Then I met Ron.  That was about it.  I liked a guy at church but he was a genius, "going places" and didn't need me dragging him down.  

But one consistent thing all these guys took me to the mall.  I haven't been to the local mall in years, since before Ron died.  

Ron used to like going to the mall and getting the teriyaki bowl but then he became convinced they had changed the sauce and kept wanting to talk to the manager, etc.  Alzheimer's of course but I didn't know that.  

With Ron, we went to a taco truck and got nachos.  If I'd cared about manners there would not have been a second date!  I think the next time we went to the bank, cashed his disability check (he wanted to show he was a good provider ha ha ha), and went to the mall to find him a coat.  I remember we went to Burlington and found something that worked for him with his budget.  

Then he wanted to find a photo booth; the kind where you put a few dollars in and took some photos, which came out a couple minutes later.  Like in Amelie.  He just said he wanted to have my picture in his wallet.  So we took some.  I kept one and he kept the 2.  He still had them 20 years later.  

When he went home that night he called his 3 best friends and had them come over to look at the photo and tell him what I looked like.  I made the cut (in my huge coke bottle glasses that made me look like some sort of insect), they said I was "cute" and "pretty".  When I called him that night he kept saying I was pretty.  

Ron, by the way, was totally blind he had no vision at all.  

Me, personally, I don't care how a man looks as long as he's trying to take care of himself, get in that shower every day, do something with or shave his hair, groomed facial hair (I like a short beard on a man).  I don't care if he's skinny, a little meaty, crippled, short, any of that.  What's in his heart?  That's what matters to me.  Is he going to respect me?!  That's what matters.  

One big appeal with Buddy he is very kind, very respectful, and he has excellent boundaries.  I would like a man like that.  I think sometimes God sent him to me as an archetype.  "This is the sort of man I am working on for you".  

Ron was big on taking me out to dinner even if it was Taco Bell (we lived near a Taco Bell at our first place).  His love language was acts of service and that suited him.  I have always been quality time and gifts.  

I bought a jumbo bag of Snickers fun size for Black Friday and gave them out to my coworkers.  Only one coworker (interestingly enough, a man) has ever given me candy.

## Collected data
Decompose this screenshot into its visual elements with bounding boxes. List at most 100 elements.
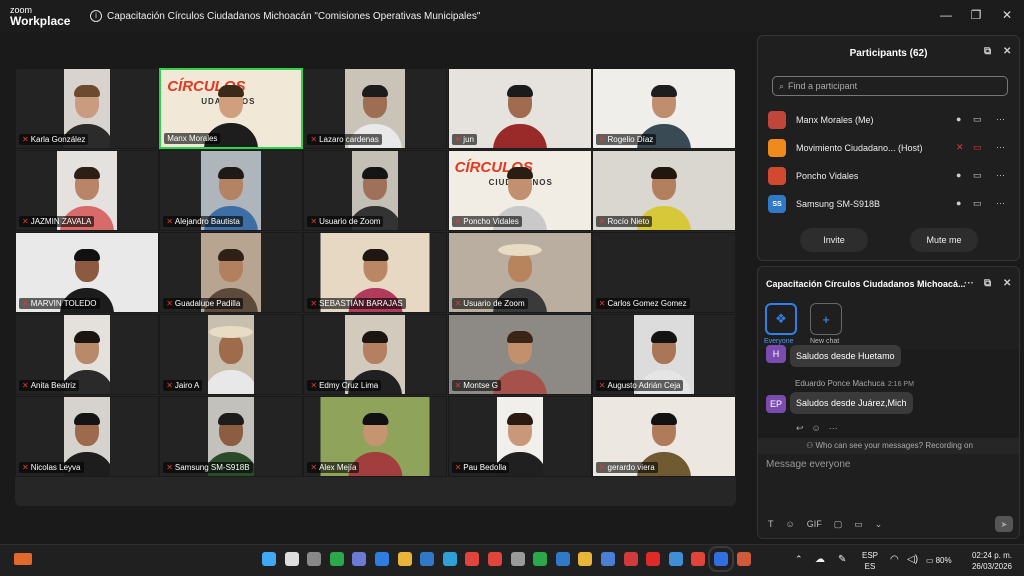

## To do
**A)** In the passage about Ron, what did Ron's three best friends say the writer looked like in the photo?
**B)** Please extract the part of the passage about Ron from "Then I met Ron.  That" to "with his budget.".
**C)** List every quality that the passage about Ron gives for Buddy.

## Results
**A)** They said the writer was "cute" and "pretty."

**B)**
Then I met Ron.  That was about it.  I liked a guy at church but he was a genius, "going places" and didn't need me dragging him down.  

But one consistent thing all these guys took me to the mall.  I haven't been to the local mall in years, since before Ron died.  

Ron used to like going to the mall and getting the teriyaki bowl but then he became convinced they had changed the sauce and kept wanting to talk to the manager, etc.  Alzheimer's of course but I didn't know that.  

With Ron, we went to a taco truck and got nachos.  If I'd cared about manners there would not have been a second date!  I think the next time we went to the bank, cashed his disability check (he wanted to show he was a good provider ha ha ha), and went to the mall to find him a coat.  I remember we went to Burlington and found something that worked for him with his budget.

**C)**
- Very kind
- Very respectful
- Excellent boundaries